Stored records

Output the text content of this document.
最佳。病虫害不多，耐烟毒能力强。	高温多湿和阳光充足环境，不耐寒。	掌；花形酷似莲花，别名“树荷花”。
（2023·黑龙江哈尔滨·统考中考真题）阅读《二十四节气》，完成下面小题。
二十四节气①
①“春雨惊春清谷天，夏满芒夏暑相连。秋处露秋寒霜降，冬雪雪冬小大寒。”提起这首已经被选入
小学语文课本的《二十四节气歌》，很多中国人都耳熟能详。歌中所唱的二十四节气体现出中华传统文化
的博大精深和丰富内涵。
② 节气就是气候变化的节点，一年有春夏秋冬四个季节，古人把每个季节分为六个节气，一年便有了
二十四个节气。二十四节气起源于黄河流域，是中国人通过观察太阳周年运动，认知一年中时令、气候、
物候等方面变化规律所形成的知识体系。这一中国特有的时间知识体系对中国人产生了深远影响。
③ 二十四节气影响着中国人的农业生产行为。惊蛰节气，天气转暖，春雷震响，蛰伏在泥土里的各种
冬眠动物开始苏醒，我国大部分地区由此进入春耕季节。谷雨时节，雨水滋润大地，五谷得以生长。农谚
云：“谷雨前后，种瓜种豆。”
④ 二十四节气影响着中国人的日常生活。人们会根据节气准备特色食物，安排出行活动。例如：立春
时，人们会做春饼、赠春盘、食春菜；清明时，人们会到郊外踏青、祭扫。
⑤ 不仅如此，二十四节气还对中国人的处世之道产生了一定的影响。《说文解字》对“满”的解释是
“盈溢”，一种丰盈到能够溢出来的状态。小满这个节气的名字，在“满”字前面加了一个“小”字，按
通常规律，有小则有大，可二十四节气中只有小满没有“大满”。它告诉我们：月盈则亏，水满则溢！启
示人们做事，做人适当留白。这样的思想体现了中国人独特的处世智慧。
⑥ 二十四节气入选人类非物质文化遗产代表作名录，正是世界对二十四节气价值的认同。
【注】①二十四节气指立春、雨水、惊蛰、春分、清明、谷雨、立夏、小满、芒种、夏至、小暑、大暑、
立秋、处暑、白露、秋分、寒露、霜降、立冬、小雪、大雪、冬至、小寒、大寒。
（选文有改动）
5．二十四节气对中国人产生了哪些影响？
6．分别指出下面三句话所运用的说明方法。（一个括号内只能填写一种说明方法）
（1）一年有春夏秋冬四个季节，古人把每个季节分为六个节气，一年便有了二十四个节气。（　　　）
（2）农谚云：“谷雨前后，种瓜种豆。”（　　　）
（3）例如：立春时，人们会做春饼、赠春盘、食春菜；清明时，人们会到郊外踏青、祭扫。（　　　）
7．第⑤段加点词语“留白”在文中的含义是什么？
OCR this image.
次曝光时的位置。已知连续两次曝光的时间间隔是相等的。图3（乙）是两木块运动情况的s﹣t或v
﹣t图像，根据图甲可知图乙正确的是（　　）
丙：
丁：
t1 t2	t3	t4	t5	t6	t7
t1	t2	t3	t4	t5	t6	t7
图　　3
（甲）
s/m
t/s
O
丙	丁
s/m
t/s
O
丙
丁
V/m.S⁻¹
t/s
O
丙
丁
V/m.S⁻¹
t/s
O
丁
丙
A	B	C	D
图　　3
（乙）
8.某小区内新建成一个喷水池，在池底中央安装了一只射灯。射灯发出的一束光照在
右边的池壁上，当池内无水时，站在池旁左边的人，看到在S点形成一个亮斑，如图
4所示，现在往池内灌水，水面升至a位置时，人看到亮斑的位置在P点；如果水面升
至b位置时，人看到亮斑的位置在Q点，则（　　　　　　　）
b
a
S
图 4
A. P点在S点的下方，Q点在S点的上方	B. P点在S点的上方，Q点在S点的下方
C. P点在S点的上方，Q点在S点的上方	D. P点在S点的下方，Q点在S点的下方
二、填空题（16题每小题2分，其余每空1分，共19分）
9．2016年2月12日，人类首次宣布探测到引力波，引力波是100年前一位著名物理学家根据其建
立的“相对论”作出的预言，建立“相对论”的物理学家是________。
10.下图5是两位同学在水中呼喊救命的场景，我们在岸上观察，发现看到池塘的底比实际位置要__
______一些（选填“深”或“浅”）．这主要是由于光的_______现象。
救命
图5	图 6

▶ [What the task asks] Copy out the whole listing exactly as written.

▶ [Completed task]
Output the text content of this document.
最佳。病虫害不多，耐烟毒能力强。	高温多湿和阳光充足环境，不耐寒。	掌；花形酷似莲花，别名“树荷花”。
（2023·黑龙江哈尔滨·统考中考真题）阅读《二十四节气》，完成下面小题。
二十四节气①
①“春雨惊春清谷天，夏满芒夏暑相连。秋处露秋寒霜降，冬雪雪冬小大寒。”提起这首已经被选入
小学语文课本的《二十四节气歌》，很多中国人都耳熟能详。歌中所唱的二十四节气体现出中华传统文化
的博大精深和丰富内涵。
② 节气就是气候变化的节点，一年有春夏秋冬四个季节，古人把每个季节分为六个节气，一年便有了
二十四个节气。二十四节气起源于黄河流域，是中国人通过观察太阳周年运动，认知一年中时令、气候、
物候等方面变化规律所形成的知识体系。这一中国特有的时间知识体系对中国人产生了深远影响。
③ 二十四节气影响着中国人的农业生产行为。惊蛰节气，天气转暖，春雷震响，蛰伏在泥土里的各种
冬眠动物开始苏醒，我国大部分地区由此进入春耕季节。谷雨时节，雨水滋润大地，五谷得以生长。农谚
云：“谷雨前后，种瓜种豆。”
④ 二十四节气影响着中国人的日常生活。人们会根据节气准备特色食物，安排出行活动。例如：立春
时，人们会做春饼、赠春盘、食春菜；清明时，人们会到郊外踏青、祭扫。
⑤ 不仅如此，二十四节气还对中国人的处世之道产生了一定的影响。《说文解字》对“满”的解释是
“盈溢”，一种丰盈到能够溢出来的状态。小满这个节气的名字，在“满”字前面加了一个“小”字，按
通常规律，有小则有大，可二十四节气中只有小满没有“大满”。它告诉我们：月盈则亏，水满则溢！启
示人们做事，做人适当留白。这样的思想体现了中国人独特的处世智慧。
⑥ 二十四节气入选人类非物质文化遗产代表作名录，正是世界对二十四节气价值的认同。
【注】①二十四节气指立春、雨水、惊蛰、春分、清明、谷雨、立夏、小满、芒种、夏至、小暑、大暑、
立秋、处暑、白露、秋分、寒露、霜降、立冬、小雪、大雪、冬至、小寒、大寒。
（选文有改动）
5．二十四节气对中国人产生了哪些影响？
6．分别指出下面三句话所运用的说明方法。（一个括号内只能填写一种说明方法）
（1）一年有春夏秋冬四个季节，古人把每个季节分为六个节气，一年便有了二十四个节气。（　　　）
（2）农谚云：“谷雨前后，种瓜种豆。”（　　　）
（3）例如：立春时，人们会做春饼、赠春盘、食春菜；清明时，人们会到郊外踏青、祭扫。（　　　）
7．第⑤段加点词语“留白”在文中的含义是什么？
OCR this image.
次曝光时的位置。已知连续两次曝光的时间间隔是相等的。图3（乙）是两木块运动情况的s﹣t或v
﹣t图像，根据图甲可知图乙正确的是（　　）
丙：
丁：
t1 t2	t3	t4	t5	t6	t7
t1	t2	t3	t4	t5	t6	t7
图　　3
（甲）
s/m
t/s
O
丙	丁
s/m
t/s
O
丙
丁
V/m.S⁻¹
t/s
O
丙
丁
V/m.S⁻¹
t/s
O
丁
丙
A	B	C	D
图　　3
（乙）
8.某小区内新建成一个喷水池，在池底中央安装了一只射灯。射灯发出的一束光照在
右边的池壁上，当池内无水时，站在池旁左边的人，看到在S点形成一个亮斑，如图
4所示，现在往池内灌水，水面升至a位置时，人看到亮斑的位置在P点；如果水面升
至b位置时，人看到亮斑的位置在Q点，则（　　　　　　　）
b
a
S
图 4
A. P点在S点的下方，Q点在S点的上方	B. P点在S点的上方，Q点在S点的下方
C. P点在S点的上方，Q点在S点的上方	D. P点在S点的下方，Q点在S点的下方
二、填空题（16题每小题2分，其余每空1分，共19分）
9．2016年2月12日，人类首次宣布探测到引力波，引力波是100年前一位著名物理学家根据其建
立的“相对论”作出的预言，建立“相对论”的物理学家是________。
10.下图5是两位同学在水中呼喊救命的场景，我们在岸上观察，发现看到池塘的底比实际位置要__
______一些（选填“深”或“浅”）．这主要是由于光的_______现象。
救命
图5	图 6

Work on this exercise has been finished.